EXERCISE DIRECTIONS: Collect every line of the listing that contains the string "法恩莎卫浴".

───── MATERIAL FOR THIS EXERCISE ─────

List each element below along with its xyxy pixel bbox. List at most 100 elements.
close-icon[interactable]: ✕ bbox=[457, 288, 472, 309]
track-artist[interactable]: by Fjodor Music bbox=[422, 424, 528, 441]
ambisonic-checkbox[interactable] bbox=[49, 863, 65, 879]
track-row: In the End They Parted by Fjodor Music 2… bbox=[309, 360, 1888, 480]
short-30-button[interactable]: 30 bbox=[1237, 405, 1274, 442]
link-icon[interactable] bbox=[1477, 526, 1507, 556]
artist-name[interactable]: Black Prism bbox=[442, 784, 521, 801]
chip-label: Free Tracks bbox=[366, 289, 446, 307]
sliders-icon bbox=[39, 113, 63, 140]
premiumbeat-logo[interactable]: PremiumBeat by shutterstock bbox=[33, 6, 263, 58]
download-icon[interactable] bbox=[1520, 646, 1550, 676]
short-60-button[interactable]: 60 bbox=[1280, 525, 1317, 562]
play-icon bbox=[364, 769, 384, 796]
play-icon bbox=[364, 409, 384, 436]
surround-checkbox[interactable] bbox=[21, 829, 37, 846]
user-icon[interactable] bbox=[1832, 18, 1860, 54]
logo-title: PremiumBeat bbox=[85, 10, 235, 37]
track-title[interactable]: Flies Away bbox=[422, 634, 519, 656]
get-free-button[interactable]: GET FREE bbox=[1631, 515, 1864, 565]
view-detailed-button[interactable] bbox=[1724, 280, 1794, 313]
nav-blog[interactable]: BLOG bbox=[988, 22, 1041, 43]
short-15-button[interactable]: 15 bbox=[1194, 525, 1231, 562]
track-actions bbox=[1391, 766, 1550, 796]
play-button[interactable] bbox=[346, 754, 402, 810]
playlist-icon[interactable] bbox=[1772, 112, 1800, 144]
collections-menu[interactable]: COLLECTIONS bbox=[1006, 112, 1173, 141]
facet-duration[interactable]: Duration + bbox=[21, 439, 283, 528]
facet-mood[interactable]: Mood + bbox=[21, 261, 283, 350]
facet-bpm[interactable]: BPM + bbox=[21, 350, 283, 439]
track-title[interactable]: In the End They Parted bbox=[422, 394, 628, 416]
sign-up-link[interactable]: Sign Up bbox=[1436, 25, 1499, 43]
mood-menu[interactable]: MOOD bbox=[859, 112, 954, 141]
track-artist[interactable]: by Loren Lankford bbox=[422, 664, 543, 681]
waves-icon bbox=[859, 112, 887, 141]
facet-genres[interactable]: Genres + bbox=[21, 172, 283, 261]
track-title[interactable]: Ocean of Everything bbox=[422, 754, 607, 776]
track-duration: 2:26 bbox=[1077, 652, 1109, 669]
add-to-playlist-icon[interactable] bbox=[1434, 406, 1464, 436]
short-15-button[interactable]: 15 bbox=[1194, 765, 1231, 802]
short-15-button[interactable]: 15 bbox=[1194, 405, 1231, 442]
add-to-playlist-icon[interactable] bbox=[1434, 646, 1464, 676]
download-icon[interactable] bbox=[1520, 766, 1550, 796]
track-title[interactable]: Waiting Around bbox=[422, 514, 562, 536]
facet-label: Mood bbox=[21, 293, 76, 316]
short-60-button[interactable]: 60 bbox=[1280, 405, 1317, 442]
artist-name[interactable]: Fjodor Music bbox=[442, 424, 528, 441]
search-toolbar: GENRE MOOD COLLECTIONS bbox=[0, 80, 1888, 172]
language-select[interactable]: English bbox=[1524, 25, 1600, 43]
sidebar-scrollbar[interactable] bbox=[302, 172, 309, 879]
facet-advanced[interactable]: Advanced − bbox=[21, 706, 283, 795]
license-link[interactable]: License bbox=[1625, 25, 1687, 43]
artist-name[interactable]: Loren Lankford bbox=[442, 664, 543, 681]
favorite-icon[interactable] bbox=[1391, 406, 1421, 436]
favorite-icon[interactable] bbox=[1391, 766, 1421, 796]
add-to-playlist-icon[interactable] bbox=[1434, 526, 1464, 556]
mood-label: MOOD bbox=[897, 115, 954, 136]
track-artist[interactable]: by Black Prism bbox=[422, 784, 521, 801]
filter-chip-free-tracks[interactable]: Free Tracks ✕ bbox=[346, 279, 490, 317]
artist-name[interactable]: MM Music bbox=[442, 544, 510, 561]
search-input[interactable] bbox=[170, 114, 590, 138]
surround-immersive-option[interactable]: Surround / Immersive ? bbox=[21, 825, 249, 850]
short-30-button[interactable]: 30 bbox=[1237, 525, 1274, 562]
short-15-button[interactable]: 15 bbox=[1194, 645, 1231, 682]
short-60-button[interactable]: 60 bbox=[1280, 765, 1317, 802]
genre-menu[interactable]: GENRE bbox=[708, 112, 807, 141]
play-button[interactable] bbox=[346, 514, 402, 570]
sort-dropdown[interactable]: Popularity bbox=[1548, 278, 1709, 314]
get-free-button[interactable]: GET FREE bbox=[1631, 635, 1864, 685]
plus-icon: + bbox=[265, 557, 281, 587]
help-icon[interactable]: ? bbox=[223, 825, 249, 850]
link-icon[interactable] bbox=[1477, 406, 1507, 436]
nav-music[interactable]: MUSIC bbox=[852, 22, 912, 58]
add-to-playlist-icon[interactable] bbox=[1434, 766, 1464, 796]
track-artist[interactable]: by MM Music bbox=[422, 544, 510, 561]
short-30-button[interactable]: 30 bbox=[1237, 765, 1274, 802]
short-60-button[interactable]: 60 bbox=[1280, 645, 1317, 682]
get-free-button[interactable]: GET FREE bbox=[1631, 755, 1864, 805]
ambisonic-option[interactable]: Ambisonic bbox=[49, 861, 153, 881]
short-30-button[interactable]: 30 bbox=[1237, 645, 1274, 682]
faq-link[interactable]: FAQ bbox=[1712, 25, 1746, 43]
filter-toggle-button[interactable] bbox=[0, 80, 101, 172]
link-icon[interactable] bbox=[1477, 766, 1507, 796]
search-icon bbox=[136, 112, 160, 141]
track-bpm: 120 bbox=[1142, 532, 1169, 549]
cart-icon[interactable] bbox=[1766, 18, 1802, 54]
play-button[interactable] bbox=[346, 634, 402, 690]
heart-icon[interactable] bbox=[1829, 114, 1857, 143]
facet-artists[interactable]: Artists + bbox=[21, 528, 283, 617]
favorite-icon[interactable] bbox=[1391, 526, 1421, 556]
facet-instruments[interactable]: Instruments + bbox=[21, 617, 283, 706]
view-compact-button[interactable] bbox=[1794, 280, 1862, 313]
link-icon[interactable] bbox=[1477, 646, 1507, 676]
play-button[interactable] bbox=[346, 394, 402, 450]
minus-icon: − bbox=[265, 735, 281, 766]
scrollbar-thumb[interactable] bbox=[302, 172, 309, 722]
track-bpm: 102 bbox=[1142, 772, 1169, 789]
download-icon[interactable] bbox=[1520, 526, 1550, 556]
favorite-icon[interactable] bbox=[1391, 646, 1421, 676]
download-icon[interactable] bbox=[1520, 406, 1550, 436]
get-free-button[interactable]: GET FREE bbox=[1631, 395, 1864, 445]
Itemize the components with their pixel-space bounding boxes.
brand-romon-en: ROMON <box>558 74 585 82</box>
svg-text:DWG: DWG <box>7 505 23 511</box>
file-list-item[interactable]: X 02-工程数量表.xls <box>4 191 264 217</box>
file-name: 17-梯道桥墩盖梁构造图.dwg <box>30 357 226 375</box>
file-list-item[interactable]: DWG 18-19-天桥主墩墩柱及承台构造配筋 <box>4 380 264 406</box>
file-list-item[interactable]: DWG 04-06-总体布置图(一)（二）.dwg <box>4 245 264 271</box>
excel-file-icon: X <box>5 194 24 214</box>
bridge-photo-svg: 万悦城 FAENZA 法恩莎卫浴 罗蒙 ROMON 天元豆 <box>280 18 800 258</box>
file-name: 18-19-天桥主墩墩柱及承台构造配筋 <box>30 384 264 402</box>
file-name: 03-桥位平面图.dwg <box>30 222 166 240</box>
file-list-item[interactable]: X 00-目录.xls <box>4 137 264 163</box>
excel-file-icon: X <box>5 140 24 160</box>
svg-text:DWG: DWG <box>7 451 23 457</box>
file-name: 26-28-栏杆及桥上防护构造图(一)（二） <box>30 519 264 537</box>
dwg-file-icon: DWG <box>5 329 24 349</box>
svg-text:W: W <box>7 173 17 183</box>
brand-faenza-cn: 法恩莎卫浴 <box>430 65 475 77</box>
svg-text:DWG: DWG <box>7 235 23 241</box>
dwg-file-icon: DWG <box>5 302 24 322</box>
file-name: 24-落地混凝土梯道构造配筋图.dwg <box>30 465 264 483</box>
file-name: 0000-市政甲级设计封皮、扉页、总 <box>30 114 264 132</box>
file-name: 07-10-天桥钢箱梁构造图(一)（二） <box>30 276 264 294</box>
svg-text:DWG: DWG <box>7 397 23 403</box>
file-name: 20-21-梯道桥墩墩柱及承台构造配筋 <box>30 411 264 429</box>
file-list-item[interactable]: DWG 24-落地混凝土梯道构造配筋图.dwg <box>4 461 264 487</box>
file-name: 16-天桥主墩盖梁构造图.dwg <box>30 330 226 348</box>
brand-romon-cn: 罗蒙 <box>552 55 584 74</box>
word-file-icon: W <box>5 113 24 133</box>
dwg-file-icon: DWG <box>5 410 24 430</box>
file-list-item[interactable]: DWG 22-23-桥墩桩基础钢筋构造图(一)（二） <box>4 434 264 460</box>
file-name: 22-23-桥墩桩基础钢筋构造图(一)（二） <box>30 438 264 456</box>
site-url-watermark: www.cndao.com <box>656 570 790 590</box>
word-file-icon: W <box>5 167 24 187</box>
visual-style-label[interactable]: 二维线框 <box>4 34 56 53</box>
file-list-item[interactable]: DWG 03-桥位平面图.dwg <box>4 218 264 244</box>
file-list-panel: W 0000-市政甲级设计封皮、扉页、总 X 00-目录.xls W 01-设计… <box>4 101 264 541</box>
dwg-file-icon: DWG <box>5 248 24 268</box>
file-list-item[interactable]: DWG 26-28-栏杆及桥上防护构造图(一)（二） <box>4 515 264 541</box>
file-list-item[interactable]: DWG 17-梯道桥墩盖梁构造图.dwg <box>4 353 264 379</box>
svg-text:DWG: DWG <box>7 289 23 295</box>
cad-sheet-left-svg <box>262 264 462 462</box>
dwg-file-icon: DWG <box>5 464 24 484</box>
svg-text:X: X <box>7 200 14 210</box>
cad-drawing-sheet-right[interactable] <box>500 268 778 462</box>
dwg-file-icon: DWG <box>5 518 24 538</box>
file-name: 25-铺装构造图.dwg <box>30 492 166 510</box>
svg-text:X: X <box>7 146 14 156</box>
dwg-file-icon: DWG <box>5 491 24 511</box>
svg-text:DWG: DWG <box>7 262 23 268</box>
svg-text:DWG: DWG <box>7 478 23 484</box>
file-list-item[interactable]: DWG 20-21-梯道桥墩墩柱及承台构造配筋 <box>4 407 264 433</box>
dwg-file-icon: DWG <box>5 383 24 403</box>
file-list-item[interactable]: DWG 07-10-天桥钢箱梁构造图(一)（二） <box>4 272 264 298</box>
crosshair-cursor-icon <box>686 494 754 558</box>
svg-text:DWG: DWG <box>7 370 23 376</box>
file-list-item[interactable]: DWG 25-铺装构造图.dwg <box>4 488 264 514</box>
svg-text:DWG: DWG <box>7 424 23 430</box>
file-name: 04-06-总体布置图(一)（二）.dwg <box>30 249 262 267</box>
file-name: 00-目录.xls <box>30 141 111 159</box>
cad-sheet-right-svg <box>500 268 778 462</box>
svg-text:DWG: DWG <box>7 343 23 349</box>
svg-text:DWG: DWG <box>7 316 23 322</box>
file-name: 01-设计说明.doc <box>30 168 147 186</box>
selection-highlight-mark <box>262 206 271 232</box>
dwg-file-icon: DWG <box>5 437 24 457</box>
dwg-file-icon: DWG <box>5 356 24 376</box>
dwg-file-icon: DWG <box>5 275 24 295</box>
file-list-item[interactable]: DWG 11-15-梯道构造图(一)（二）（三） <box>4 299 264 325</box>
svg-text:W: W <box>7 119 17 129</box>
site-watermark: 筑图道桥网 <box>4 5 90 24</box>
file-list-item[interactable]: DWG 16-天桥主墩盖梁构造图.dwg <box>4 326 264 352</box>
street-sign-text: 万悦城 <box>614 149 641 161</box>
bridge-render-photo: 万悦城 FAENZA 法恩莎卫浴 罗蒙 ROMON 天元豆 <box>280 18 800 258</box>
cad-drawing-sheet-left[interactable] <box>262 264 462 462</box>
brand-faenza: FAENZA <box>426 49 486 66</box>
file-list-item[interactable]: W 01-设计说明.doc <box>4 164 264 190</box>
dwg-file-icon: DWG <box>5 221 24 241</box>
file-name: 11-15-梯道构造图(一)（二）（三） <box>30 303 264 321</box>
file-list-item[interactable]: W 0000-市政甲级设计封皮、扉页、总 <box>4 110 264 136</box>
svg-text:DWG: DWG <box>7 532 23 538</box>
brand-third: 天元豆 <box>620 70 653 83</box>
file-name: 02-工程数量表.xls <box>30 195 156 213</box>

─────

SOLUTION FOR THIS PROBLEM:
bridge-photo-svg: 万悦城 FAENZA 法恩莎卫浴 罗蒙 ROMON 天元豆 <box>280 18 800 258</box>
brand-faenza-cn: 法恩莎卫浴 <box>430 65 475 77</box>
bridge-render-photo: 万悦城 FAENZA 法恩莎卫浴 罗蒙 ROMON 天元豆 <box>280 18 800 258</box>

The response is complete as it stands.